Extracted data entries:
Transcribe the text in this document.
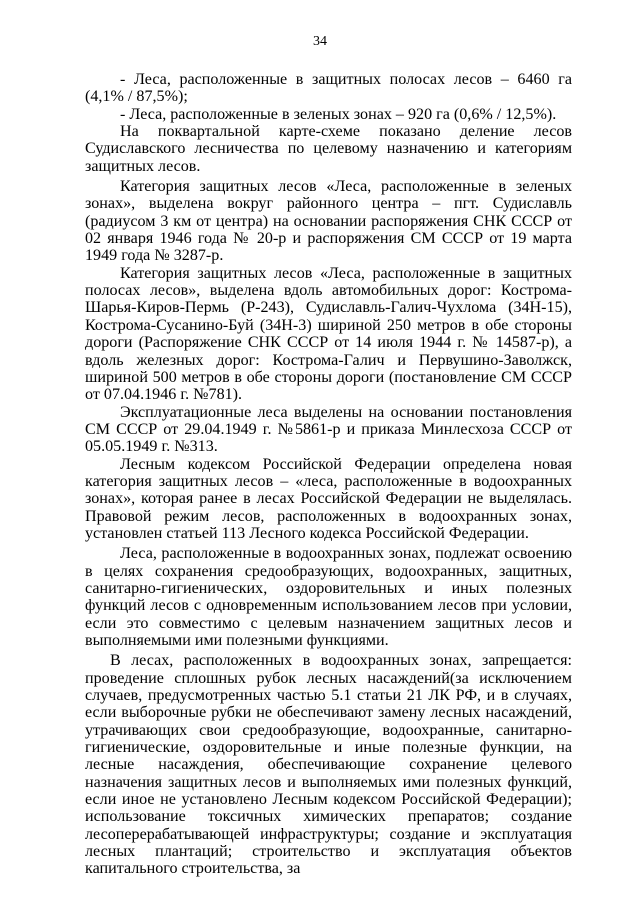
34

- Леса, расположенные в защитных полосах лесов – 6460 га (4,1% / 87,5%);

- Леса, расположенные в зеленых зонах – 920 га (0,6% / 12,5%).

На поквартальной карте-схеме показано деление лесов Судиславского лесничества по целевому назначению и категориям защитных лесов.

Категория защитных лесов «Леса, расположенные в зеленых зонах», выделена вокруг районного центра – пгт. Судиславль (радиусом 3 км от центра) на основании распоряжения СНК СССР от 02 января 1946 года № 20-р и распоряжения СМ СССР от 19 марта 1949 года № 3287-р.

Категория защитных лесов «Леса, расположенные в защитных полосах лесов», выделена вдоль автомобильных дорог: Кострома-Шарья-Киров-Пермь (Р-243), Судиславль-Галич-Чухлома (34Н-15), Кострома-Сусанино-Буй (34Н-3) шириной 250 метров в обе стороны дороги (Распоряжение СНК СССР от 14 июля 1944 г. № 14587-р), а вдоль железных дорог: Кострома-Галич и Первушино-Заволжск, шириной 500 метров в обе стороны дороги (постановление СМ СССР от 07.04.1946 г. №781).

Эксплуатационные леса выделены на основании постановления СМ СССР от 29.04.1949 г. №5861-р и приказа Минлесхоза СССР от 05.05.1949 г. №313.

Лесным кодексом Российской Федерации определена новая категория защитных лесов – «леса, расположенные в водоохранных зонах», которая ранее в лесах Российской Федерации не выделялась. Правовой режим лесов, расположенных в водоохранных зонах, установлен статьей 113 Лесного кодекса Российской Федерации.

Леса, расположенные в водоохранных зонах, подлежат освоению в целях сохранения средообразующих, водоохранных, защитных, санитарно-гигиенических, оздоровительных и иных полезных функций лесов с одновременным использованием лесов при условии, если это совместимо с целевым назначением защитных лесов и выполняемыми ими полезными функциями.

В лесах, расположенных в водоохранных зонах, запрещается: проведение сплошных рубок лесных насаждений(за исключением случаев, предусмотренных частью 5.1 статьи 21 ЛК РФ, и в случаях, если выборочные рубки не обеспечивают замену лесных насаждений, утрачивающих свои средообразующие, водоохранные, санитарно-гигиенические, оздоровительные и иные полезные функции, на лесные насаждения, обеспечивающие сохранение целевого назначения защитных лесов и выполняемых ими полезных функций, если иное не установлено Лесным кодексом Российской Федерации); использование токсичных химических препаратов; создание лесоперерабатывающей инфраструктуры; создание и эксплуатация лесных плантаций; строительство и эксплуатация объектов капитального строительства, за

## GIVEN INSTRUCTION
Give all the entries again exactly, dropping each picture.

## SOLUTION FOR THIS PROBLEM
Transcribe the text in this document.
34

- Леса, расположенные в защитных полосах лесов – 6460 га (4,1% / 87,5%);

- Леса, расположенные в зеленых зонах – 920 га (0,6% / 12,5%).

На поквартальной карте-схеме показано деление лесов Судиславского лесничества по целевому назначению и категориям защитных лесов.

Категория защитных лесов «Леса, расположенные в зеленых зонах», выделена вокруг районного центра – пгт. Судиславль (радиусом 3 км от центра) на основании распоряжения СНК СССР от 02 января 1946 года № 20-р и распоряжения СМ СССР от 19 марта 1949 года № 3287-р.

Категория защитных лесов «Леса, расположенные в защитных полосах лесов», выделена вдоль автомобильных дорог: Кострома-Шарья-Киров-Пермь (Р-243), Судиславль-Галич-Чухлома (34Н-15), Кострома-Сусанино-Буй (34Н-3) шириной 250 метров в обе стороны дороги (Распоряжение СНК СССР от 14 июля 1944 г. № 14587-р), а вдоль железных дорог: Кострома-Галич и Первушино-Заволжск, шириной 500 метров в обе стороны дороги (постановление СМ СССР от 07.04.1946 г. №781).

Эксплуатационные леса выделены на основании постановления СМ СССР от 29.04.1949 г. №5861-р и приказа Минлесхоза СССР от 05.05.1949 г. №313.

Лесным кодексом Российской Федерации определена новая категория защитных лесов – «леса, расположенные в водоохранных зонах», которая ранее в лесах Российской Федерации не выделялась. Правовой режим лесов, расположенных в водоохранных зонах, установлен статьей 113 Лесного кодекса Российской Федерации.

Леса, расположенные в водоохранных зонах, подлежат освоению в целях сохранения средообразующих, водоохранных, защитных, санитарно-гигиенических, оздоровительных и иных полезных функций лесов с одновременным использованием лесов при условии, если это совместимо с целевым назначением защитных лесов и выполняемыми ими полезными функциями.

В лесах, расположенных в водоохранных зонах, запрещается: проведение сплошных рубок лесных насаждений(за исключением случаев, предусмотренных частью 5.1 статьи 21 ЛК РФ, и в случаях, если выборочные рубки не обеспечивают замену лесных насаждений, утрачивающих свои средообразующие, водоохранные, санитарно-гигиенические, оздоровительные и иные полезные функции, на лесные насаждения, обеспечивающие сохранение целевого назначения защитных лесов и выполняемых ими полезных функций, если иное не установлено Лесным кодексом Российской Федерации); использование токсичных химических препаратов; создание лесоперерабатывающей инфраструктуры; создание и эксплуатация лесных плантаций; строительство и эксплуатация объектов капитального строительства, за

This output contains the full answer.